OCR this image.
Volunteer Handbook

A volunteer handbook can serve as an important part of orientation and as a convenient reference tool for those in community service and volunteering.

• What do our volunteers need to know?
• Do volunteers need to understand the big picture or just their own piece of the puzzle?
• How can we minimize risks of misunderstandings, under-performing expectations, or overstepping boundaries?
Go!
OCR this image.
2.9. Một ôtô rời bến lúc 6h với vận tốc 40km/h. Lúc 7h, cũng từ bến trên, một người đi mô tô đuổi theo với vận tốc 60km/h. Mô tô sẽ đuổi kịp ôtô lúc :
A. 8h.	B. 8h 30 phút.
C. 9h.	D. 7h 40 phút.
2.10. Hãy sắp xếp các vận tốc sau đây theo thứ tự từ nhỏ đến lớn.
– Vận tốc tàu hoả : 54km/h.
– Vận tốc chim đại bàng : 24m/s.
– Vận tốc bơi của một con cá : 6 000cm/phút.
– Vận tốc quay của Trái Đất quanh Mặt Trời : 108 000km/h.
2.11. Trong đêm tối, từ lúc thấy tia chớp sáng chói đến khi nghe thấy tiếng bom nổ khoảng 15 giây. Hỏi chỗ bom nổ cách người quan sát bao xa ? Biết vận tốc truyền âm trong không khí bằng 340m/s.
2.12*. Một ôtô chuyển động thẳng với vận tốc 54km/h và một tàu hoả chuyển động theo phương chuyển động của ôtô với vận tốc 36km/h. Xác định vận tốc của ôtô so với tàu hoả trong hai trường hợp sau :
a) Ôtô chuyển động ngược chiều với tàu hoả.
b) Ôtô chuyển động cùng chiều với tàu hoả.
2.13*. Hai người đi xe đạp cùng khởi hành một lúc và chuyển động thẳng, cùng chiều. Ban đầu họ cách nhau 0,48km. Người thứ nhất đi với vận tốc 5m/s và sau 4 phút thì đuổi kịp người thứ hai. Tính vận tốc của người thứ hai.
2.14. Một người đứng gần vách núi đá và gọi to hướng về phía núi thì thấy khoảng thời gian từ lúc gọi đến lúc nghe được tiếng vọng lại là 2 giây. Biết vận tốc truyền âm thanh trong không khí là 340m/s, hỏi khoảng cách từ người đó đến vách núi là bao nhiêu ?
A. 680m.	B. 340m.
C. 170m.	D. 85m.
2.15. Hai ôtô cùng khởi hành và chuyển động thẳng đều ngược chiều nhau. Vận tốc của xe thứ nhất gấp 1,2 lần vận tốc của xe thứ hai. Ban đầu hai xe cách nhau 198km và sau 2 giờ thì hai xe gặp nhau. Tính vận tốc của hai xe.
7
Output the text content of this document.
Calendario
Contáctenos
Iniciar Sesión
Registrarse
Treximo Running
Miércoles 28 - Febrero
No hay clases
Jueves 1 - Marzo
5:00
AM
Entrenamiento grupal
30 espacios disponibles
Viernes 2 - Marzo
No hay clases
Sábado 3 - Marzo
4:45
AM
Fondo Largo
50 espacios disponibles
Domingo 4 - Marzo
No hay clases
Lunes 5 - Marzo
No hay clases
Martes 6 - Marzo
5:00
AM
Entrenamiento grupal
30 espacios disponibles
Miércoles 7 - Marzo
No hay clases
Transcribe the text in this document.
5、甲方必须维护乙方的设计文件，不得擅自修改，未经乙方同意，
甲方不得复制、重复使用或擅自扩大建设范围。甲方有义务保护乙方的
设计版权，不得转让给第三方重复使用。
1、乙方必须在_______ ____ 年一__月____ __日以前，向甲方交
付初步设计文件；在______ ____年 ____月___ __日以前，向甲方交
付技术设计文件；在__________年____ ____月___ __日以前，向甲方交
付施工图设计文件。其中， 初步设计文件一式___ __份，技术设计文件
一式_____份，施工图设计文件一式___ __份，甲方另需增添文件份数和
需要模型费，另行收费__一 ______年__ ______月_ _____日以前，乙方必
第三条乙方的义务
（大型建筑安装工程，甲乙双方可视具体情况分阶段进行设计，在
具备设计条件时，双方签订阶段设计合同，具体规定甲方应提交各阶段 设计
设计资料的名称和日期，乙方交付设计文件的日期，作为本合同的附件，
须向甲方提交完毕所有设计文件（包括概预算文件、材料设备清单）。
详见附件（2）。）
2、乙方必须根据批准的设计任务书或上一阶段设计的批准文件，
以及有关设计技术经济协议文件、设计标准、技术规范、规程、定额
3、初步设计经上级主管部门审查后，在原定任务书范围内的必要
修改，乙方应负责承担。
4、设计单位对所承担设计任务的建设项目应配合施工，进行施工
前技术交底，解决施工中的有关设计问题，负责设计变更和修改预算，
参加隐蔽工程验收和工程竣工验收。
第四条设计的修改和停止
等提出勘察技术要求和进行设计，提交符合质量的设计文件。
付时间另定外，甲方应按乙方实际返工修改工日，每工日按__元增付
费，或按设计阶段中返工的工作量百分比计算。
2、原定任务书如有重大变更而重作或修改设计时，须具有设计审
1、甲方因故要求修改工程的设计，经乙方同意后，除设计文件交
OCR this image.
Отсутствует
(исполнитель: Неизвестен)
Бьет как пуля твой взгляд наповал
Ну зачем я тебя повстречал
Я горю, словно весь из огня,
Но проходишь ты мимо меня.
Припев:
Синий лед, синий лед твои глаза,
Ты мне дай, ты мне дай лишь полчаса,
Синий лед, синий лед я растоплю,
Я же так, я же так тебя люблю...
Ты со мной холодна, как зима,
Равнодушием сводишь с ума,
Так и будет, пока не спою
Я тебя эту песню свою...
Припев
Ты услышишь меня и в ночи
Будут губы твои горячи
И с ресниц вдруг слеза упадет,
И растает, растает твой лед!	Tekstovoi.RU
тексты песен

☆ ☆ ☆ ☆ ☆

■ **What you will do**: Take each line of the material that contains the word "Marzo" and list it.

■ **Task result**:
Jueves 1 - Marzo
Viernes 2 - Marzo
Sábado 3 - Marzo
Domingo 4 - Marzo
Lunes 5 - Marzo
Martes 6 - Marzo
Miércoles 7 - Marzo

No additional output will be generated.